** START Records for the task **

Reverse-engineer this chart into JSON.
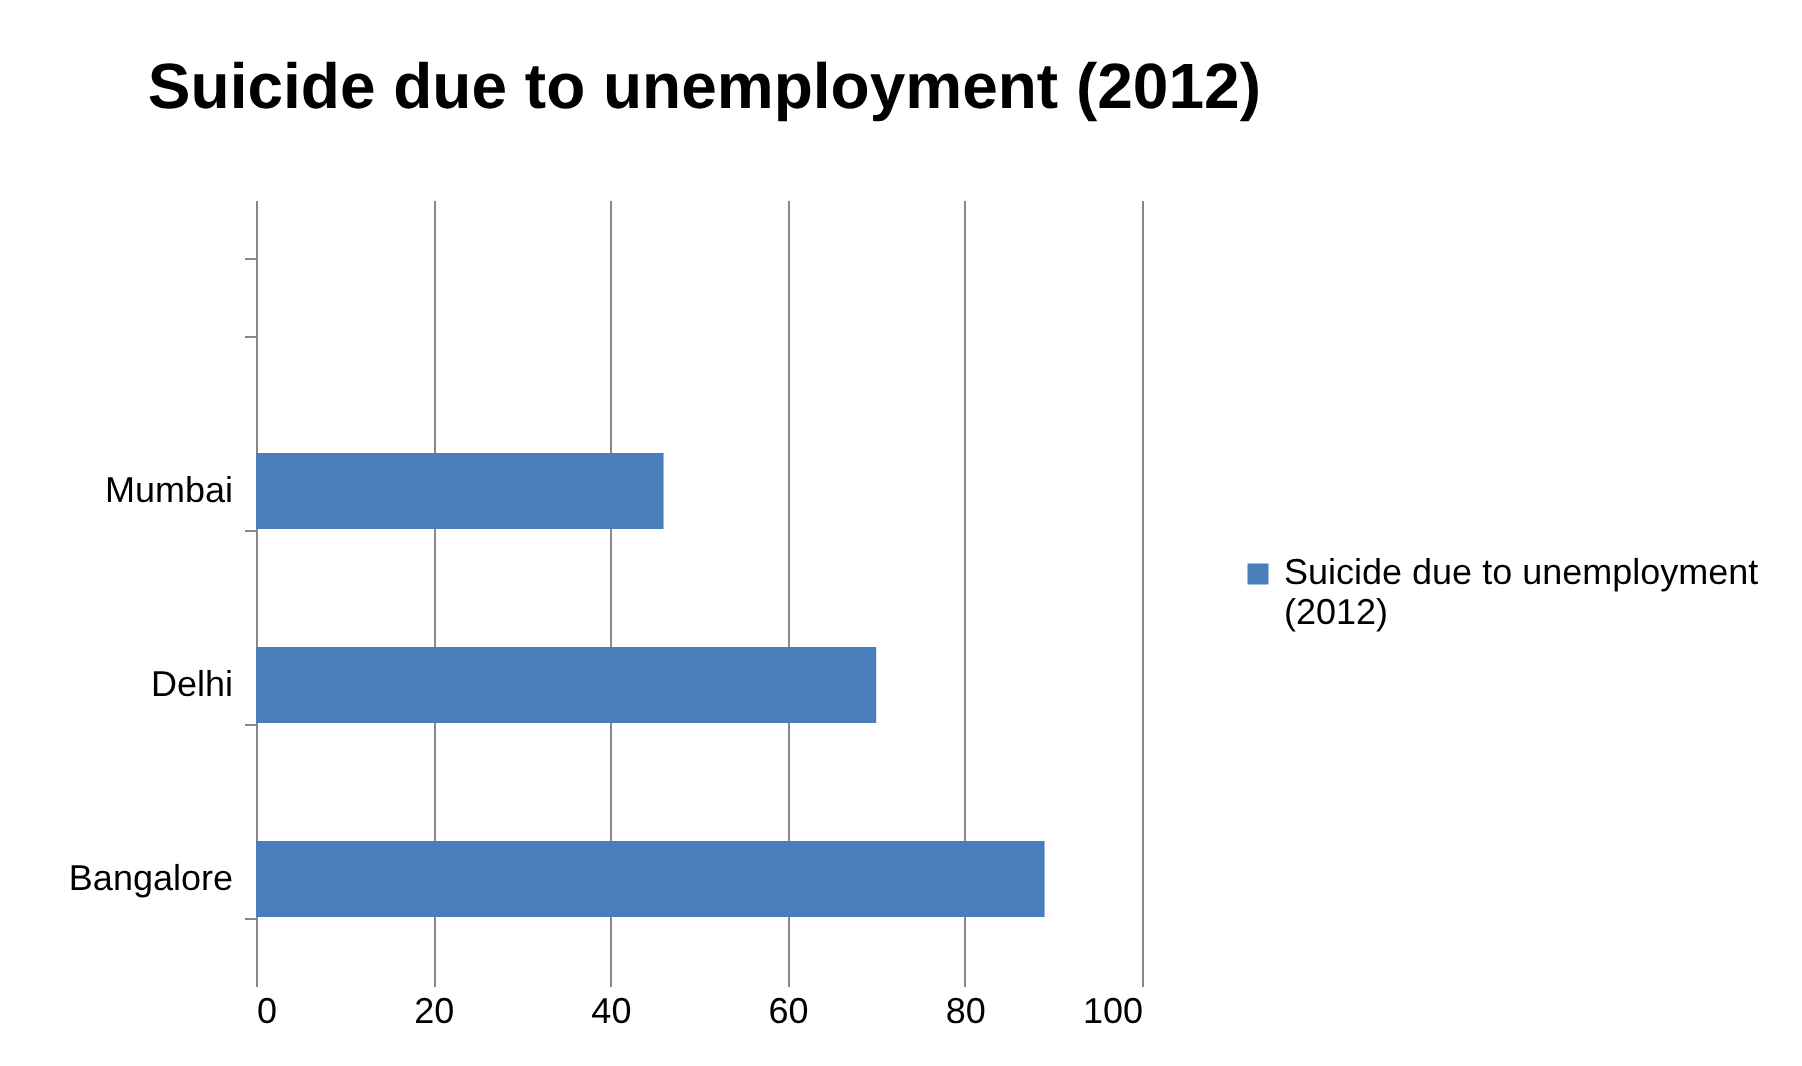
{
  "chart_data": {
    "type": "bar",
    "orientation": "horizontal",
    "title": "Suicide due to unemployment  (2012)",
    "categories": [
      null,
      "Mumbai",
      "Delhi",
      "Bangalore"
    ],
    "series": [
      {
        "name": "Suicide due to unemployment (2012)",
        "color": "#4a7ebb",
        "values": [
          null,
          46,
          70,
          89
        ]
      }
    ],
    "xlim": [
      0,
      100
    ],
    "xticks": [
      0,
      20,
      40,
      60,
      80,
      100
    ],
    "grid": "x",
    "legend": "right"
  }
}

** END Records for the task **
** START Records for the task **

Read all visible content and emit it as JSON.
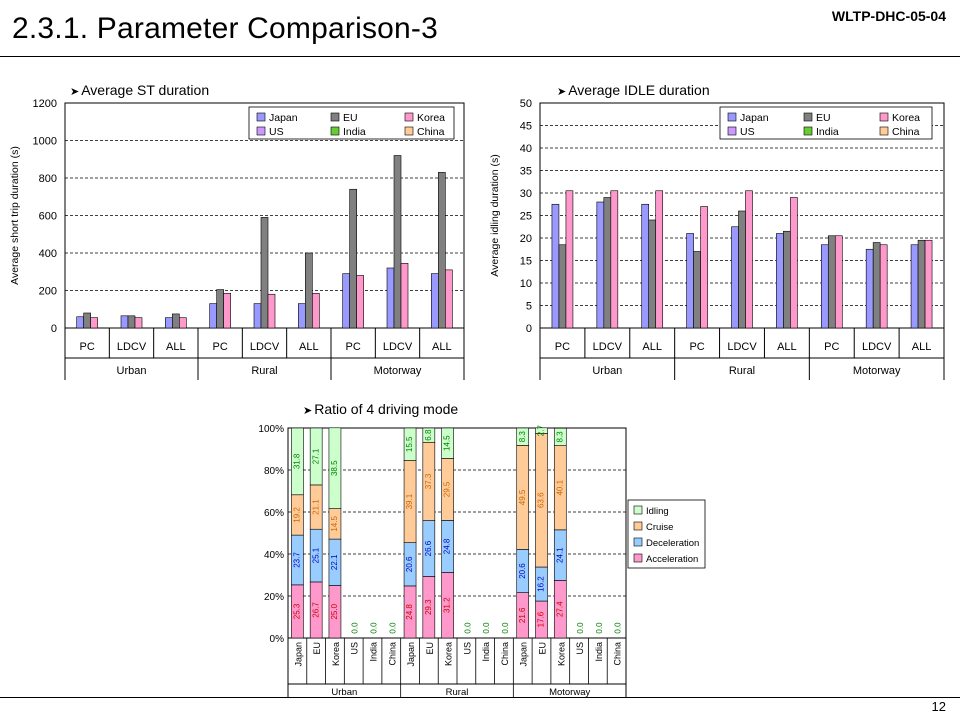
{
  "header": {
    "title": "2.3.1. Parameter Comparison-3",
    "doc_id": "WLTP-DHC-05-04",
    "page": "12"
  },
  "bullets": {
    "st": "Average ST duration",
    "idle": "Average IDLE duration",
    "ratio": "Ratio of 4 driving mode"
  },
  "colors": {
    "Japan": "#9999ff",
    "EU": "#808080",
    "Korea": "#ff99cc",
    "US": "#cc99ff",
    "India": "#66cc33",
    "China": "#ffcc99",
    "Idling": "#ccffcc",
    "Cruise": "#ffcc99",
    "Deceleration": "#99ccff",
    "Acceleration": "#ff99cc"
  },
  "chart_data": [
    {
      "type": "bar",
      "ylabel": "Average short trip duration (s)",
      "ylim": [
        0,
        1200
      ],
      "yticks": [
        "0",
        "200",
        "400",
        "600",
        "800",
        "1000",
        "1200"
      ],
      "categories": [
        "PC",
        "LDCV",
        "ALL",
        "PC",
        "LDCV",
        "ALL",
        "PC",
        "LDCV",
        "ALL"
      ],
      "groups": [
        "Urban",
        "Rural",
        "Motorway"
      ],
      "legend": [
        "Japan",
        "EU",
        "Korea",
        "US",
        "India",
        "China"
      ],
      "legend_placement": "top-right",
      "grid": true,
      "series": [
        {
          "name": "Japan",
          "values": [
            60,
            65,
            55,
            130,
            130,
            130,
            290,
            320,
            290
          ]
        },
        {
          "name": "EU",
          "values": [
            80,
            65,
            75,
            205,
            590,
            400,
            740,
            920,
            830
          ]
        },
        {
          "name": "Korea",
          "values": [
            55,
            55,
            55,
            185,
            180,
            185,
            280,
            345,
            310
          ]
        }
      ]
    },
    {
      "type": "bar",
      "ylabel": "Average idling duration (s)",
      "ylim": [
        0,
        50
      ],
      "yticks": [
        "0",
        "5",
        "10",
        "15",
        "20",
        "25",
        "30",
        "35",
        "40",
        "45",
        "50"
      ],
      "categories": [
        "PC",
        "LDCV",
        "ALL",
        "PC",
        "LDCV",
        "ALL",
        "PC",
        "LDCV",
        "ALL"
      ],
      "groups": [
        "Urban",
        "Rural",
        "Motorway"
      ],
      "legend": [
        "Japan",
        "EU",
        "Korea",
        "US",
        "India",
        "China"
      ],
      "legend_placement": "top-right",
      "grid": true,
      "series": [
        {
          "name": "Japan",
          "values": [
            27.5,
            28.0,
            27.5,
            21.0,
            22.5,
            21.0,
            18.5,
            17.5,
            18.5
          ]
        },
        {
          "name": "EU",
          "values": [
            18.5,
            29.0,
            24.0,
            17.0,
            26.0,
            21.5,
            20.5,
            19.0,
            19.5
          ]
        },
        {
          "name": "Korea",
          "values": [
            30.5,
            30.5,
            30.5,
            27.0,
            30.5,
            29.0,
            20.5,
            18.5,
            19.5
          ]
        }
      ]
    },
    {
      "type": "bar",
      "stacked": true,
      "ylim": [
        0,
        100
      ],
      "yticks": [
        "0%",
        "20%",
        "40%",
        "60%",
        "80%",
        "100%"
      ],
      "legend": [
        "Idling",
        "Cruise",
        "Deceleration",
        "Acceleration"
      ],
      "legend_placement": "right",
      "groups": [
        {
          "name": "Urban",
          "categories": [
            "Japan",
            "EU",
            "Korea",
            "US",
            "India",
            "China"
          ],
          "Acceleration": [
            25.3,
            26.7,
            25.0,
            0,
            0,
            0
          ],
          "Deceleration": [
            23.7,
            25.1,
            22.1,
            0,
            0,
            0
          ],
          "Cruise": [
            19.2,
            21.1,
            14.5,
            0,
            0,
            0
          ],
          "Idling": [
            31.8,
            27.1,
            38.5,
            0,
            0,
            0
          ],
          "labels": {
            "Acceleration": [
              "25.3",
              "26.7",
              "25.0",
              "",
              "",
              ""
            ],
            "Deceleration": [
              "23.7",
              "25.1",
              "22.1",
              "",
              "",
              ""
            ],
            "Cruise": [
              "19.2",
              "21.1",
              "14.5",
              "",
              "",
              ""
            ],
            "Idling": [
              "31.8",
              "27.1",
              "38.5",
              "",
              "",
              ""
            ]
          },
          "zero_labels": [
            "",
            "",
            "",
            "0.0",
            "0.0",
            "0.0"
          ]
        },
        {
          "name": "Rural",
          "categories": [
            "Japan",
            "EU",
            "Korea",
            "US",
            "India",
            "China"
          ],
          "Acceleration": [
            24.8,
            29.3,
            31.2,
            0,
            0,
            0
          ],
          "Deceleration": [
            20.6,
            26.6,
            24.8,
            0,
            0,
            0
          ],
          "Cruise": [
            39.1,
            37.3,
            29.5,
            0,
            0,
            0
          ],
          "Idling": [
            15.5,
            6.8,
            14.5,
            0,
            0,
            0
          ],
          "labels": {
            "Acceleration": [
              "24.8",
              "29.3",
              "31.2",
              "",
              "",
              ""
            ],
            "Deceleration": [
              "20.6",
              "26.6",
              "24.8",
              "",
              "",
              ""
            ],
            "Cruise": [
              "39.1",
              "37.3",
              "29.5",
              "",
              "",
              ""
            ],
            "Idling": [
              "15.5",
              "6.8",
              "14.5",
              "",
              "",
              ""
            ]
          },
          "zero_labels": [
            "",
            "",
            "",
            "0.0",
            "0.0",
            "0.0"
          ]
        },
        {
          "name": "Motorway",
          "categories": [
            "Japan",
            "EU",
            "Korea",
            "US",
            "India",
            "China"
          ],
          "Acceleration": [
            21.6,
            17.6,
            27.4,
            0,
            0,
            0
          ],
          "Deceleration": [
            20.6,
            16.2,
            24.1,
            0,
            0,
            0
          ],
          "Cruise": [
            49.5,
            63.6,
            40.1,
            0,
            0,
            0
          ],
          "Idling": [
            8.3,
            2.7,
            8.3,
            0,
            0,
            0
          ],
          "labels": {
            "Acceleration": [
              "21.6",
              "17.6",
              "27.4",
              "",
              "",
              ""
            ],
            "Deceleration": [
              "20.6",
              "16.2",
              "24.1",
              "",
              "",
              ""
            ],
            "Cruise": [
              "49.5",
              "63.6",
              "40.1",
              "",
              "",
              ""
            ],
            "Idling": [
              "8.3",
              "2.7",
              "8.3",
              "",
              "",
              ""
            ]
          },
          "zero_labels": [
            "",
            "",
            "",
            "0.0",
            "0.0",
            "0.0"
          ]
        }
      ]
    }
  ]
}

** END Records for the task **

▶ **Directive**
Extract each line holding the string "duration".

▶ **Answer to this exercise**
    "st": "Average ST duration",
    "idle": "Average IDLE duration",
      "ylabel": "Average short trip duration (s)",
      "ylabel": "Average idling duration (s)",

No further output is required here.